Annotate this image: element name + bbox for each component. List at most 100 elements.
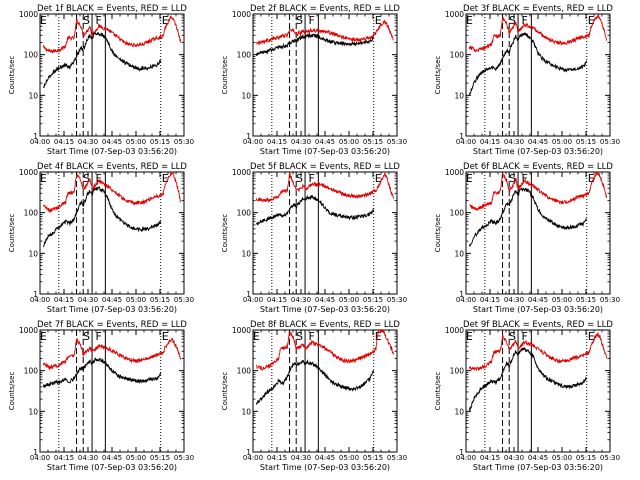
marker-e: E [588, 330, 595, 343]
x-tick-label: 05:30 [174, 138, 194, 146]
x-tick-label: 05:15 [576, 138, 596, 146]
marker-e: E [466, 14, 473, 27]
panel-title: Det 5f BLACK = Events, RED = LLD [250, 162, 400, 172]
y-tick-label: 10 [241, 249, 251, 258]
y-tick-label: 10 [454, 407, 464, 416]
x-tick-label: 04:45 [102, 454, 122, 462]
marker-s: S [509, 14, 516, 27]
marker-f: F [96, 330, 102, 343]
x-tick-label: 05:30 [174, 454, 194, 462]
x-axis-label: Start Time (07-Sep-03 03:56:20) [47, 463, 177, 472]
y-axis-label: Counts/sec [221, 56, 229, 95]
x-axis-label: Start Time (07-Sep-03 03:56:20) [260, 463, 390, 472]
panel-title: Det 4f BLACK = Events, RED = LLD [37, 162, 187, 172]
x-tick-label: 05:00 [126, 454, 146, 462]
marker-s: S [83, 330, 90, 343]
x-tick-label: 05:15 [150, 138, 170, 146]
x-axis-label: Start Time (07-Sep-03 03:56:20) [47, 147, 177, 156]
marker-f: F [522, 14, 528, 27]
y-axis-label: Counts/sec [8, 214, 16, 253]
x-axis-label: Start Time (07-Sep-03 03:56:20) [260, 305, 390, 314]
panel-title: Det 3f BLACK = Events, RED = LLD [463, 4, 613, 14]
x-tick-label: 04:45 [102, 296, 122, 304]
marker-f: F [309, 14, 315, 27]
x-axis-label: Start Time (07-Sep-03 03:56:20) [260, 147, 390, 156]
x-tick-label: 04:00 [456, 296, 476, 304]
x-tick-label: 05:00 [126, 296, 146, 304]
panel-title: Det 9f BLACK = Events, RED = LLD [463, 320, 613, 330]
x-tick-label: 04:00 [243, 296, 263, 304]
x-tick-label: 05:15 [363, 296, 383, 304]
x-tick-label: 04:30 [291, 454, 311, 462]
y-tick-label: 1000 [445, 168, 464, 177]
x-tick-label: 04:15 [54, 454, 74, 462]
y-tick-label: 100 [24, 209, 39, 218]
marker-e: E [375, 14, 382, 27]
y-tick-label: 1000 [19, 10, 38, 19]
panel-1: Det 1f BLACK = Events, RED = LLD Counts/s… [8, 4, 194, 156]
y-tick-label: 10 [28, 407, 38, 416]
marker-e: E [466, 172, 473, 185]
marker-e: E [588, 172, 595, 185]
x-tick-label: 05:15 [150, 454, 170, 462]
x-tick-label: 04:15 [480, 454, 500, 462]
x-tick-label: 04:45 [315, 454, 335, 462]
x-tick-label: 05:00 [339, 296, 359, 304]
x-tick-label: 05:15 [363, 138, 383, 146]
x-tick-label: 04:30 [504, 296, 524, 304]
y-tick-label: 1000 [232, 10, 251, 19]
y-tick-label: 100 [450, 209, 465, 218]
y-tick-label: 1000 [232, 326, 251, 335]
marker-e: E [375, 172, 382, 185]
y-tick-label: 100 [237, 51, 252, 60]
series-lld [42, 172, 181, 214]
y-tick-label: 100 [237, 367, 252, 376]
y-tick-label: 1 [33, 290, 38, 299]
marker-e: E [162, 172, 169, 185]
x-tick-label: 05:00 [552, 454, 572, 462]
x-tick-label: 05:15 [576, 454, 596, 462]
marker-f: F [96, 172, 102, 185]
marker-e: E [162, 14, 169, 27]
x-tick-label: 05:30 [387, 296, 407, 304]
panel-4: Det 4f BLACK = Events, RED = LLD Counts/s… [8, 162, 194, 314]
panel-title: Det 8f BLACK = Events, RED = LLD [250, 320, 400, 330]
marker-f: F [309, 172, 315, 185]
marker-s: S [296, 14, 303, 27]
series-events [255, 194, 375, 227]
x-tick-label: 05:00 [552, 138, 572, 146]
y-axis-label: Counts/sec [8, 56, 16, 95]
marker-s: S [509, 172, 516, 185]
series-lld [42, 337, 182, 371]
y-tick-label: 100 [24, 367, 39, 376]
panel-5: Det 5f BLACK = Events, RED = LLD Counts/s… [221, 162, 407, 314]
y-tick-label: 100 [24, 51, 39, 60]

============

● What you should do
Substitute "x-axis-tick" for "x-tick-label" throughout the stretch of entries from the line containing "marker-e: E [588, 330, 595, 343]" through the line containing "y-tick-label: 10 [241, 249, 251, 258]", and give back only those lines with everything else unchanged.

● Solution for this problem
marker-e: E [588, 330, 595, 343]
x-axis-tick: 05:30 [174, 138, 194, 146]
x-axis-tick: 05:15 [576, 138, 596, 146]
marker-e: E [466, 14, 473, 27]
panel-title: Det 5f BLACK = Events, RED = LLD [250, 162, 400, 172]
y-tick-label: 10 [241, 249, 251, 258]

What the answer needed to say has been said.